** Start EXTRACTED INFORMATION **

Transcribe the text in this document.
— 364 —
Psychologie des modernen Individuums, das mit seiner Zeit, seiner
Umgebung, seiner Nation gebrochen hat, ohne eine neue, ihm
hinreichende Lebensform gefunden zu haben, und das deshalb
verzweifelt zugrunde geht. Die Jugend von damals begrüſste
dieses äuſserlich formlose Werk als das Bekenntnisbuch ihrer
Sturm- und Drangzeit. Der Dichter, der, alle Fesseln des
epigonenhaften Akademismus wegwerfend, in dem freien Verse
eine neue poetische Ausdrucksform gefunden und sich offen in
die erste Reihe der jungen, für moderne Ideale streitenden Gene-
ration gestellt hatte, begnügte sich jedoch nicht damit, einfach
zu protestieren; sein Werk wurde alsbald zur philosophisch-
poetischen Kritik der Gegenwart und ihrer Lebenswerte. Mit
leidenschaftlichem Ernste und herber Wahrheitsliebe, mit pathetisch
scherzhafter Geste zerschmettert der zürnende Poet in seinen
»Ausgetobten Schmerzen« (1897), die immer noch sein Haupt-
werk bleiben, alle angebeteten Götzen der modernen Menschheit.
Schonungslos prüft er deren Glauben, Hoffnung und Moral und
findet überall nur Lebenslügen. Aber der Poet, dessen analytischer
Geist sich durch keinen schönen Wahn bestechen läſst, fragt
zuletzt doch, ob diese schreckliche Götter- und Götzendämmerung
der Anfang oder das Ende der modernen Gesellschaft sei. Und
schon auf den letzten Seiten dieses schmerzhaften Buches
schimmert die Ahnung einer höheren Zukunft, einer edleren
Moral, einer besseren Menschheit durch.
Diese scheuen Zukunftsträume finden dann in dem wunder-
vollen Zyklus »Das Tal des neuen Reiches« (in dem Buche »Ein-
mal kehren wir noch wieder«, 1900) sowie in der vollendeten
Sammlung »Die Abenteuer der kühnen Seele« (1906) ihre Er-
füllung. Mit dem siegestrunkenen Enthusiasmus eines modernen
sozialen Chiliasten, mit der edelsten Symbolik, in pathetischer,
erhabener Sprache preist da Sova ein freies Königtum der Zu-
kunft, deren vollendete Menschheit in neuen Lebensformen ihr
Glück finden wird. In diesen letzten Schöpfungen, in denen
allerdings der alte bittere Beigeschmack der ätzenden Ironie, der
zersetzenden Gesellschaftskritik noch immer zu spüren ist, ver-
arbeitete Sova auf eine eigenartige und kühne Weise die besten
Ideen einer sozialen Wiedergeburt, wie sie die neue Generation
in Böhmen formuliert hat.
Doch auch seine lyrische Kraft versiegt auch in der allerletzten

** End EXTRACTED INFORMATION **

> AIM OF THE EXERCISE
Repeat back the data above, exact to the last character.

> REPLY
Transcribe the text in this document.
— 364 —
Psychologie des modernen Individuums, das mit seiner Zeit, seiner
Umgebung, seiner Nation gebrochen hat, ohne eine neue, ihm
hinreichende Lebensform gefunden zu haben, und das deshalb
verzweifelt zugrunde geht. Die Jugend von damals begrüſste
dieses äuſserlich formlose Werk als das Bekenntnisbuch ihrer
Sturm- und Drangzeit. Der Dichter, der, alle Fesseln des
epigonenhaften Akademismus wegwerfend, in dem freien Verse
eine neue poetische Ausdrucksform gefunden und sich offen in
die erste Reihe der jungen, für moderne Ideale streitenden Gene-
ration gestellt hatte, begnügte sich jedoch nicht damit, einfach
zu protestieren; sein Werk wurde alsbald zur philosophisch-
poetischen Kritik der Gegenwart und ihrer Lebenswerte. Mit
leidenschaftlichem Ernste und herber Wahrheitsliebe, mit pathetisch
scherzhafter Geste zerschmettert der zürnende Poet in seinen
»Ausgetobten Schmerzen« (1897), die immer noch sein Haupt-
werk bleiben, alle angebeteten Götzen der modernen Menschheit.
Schonungslos prüft er deren Glauben, Hoffnung und Moral und
findet überall nur Lebenslügen. Aber der Poet, dessen analytischer
Geist sich durch keinen schönen Wahn bestechen läſst, fragt
zuletzt doch, ob diese schreckliche Götter- und Götzendämmerung
der Anfang oder das Ende der modernen Gesellschaft sei. Und
schon auf den letzten Seiten dieses schmerzhaften Buches
schimmert die Ahnung einer höheren Zukunft, einer edleren
Moral, einer besseren Menschheit durch.
Diese scheuen Zukunftsträume finden dann in dem wunder-
vollen Zyklus »Das Tal des neuen Reiches« (in dem Buche »Ein-
mal kehren wir noch wieder«, 1900) sowie in der vollendeten
Sammlung »Die Abenteuer der kühnen Seele« (1906) ihre Er-
füllung. Mit dem siegestrunkenen Enthusiasmus eines modernen
sozialen Chiliasten, mit der edelsten Symbolik, in pathetischer,
erhabener Sprache preist da Sova ein freies Königtum der Zu-
kunft, deren vollendete Menschheit in neuen Lebensformen ihr
Glück finden wird. In diesen letzten Schöpfungen, in denen
allerdings der alte bittere Beigeschmack der ätzenden Ironie, der
zersetzenden Gesellschaftskritik noch immer zu spüren ist, ver-
arbeitete Sova auf eine eigenartige und kühne Weise die besten
Ideen einer sozialen Wiedergeburt, wie sie die neue Generation
in Böhmen formuliert hat.
Doch auch seine lyrische Kraft versiegt auch in der allerletzten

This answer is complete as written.